_Assignment_.
Reproduce the following material exactly, including every line.

_Data shown_.
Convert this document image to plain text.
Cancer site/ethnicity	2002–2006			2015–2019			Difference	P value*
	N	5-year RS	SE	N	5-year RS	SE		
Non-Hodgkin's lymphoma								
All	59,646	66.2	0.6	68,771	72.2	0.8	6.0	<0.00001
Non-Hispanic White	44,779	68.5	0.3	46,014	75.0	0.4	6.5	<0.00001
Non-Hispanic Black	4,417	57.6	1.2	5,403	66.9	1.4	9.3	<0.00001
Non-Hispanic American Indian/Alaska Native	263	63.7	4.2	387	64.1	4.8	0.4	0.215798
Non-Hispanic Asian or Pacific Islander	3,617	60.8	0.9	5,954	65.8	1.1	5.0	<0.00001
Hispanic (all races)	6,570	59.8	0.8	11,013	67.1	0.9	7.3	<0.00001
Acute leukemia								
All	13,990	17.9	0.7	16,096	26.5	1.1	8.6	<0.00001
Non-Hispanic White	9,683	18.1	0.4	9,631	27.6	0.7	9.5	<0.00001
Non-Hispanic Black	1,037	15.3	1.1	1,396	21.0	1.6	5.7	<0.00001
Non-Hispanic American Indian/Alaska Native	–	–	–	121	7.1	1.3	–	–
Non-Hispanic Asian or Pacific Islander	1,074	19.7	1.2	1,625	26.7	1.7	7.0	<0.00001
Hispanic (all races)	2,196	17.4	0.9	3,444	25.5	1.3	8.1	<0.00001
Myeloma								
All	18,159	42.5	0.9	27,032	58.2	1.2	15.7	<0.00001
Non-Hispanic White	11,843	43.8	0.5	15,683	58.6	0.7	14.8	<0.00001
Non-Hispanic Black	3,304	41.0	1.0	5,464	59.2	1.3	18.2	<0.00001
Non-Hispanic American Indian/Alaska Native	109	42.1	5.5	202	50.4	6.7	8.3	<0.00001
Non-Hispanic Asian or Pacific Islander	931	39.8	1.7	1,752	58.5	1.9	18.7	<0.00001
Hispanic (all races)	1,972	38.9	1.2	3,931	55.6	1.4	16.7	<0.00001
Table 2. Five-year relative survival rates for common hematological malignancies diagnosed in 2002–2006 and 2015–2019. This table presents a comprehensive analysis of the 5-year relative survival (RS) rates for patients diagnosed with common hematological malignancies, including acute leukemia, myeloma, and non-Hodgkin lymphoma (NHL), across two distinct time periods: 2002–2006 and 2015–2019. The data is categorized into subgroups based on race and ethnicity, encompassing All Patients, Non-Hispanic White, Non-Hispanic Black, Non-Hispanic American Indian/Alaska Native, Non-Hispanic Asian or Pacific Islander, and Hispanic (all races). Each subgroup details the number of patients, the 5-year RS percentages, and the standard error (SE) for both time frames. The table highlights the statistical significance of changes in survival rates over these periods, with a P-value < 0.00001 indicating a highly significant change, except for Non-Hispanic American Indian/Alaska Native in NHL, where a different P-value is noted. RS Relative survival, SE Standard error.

_Answer space_.
Convert this document image to plain text.
Cancer site/ethnicity	2002–2006			2015–2019			Difference	P value*
	N	5-year RS	SE	N	5-year RS	SE		
Non-Hodgkin's lymphoma								
All	59,646	66.2	0.6	68,771	72.2	0.8	6.0	<0.00001
Non-Hispanic White	44,779	68.5	0.3	46,014	75.0	0.4	6.5	<0.00001
Non-Hispanic Black	4,417	57.6	1.2	5,403	66.9	1.4	9.3	<0.00001
Non-Hispanic American Indian/Alaska Native	263	63.7	4.2	387	64.1	4.8	0.4	0.215798
Non-Hispanic Asian or Pacific Islander	3,617	60.8	0.9	5,954	65.8	1.1	5.0	<0.00001
Hispanic (all races)	6,570	59.8	0.8	11,013	67.1	0.9	7.3	<0.00001
Acute leukemia								
All	13,990	17.9	0.7	16,096	26.5	1.1	8.6	<0.00001
Non-Hispanic White	9,683	18.1	0.4	9,631	27.6	0.7	9.5	<0.00001
Non-Hispanic Black	1,037	15.3	1.1	1,396	21.0	1.6	5.7	<0.00001
Non-Hispanic American Indian/Alaska Native	–	–	–	121	7.1	1.3	–	–
Non-Hispanic Asian or Pacific Islander	1,074	19.7	1.2	1,625	26.7	1.7	7.0	<0.00001
Hispanic (all races)	2,196	17.4	0.9	3,444	25.5	1.3	8.1	<0.00001
Myeloma								
All	18,159	42.5	0.9	27,032	58.2	1.2	15.7	<0.00001
Non-Hispanic White	11,843	43.8	0.5	15,683	58.6	0.7	14.8	<0.00001
Non-Hispanic Black	3,304	41.0	1.0	5,464	59.2	1.3	18.2	<0.00001
Non-Hispanic American Indian/Alaska Native	109	42.1	5.5	202	50.4	6.7	8.3	<0.00001
Non-Hispanic Asian or Pacific Islander	931	39.8	1.7	1,752	58.5	1.9	18.7	<0.00001
Hispanic (all races)	1,972	38.9	1.2	3,931	55.6	1.4	16.7	<0.00001
Table 2. Five-year relative survival rates for common hematological malignancies diagnosed in 2002–2006 and 2015–2019. This table presents a comprehensive analysis of the 5-year relative survival (RS) rates for patients diagnosed with common hematological malignancies, including acute leukemia, myeloma, and non-Hodgkin lymphoma (NHL), across two distinct time periods: 2002–2006 and 2015–2019. The data is categorized into subgroups based on race and ethnicity, encompassing All Patients, Non-Hispanic White, Non-Hispanic Black, Non-Hispanic American Indian/Alaska Native, Non-Hispanic Asian or Pacific Islander, and Hispanic (all races). Each subgroup details the number of patients, the 5-year RS percentages, and the standard error (SE) for both time frames. The table highlights the statistical significance of changes in survival rates over these periods, with a P-value < 0.00001 indicating a highly significant change, except for Non-Hispanic American Indian/Alaska Native in NHL, where a different P-value is noted. RS Relative survival, SE Standard error.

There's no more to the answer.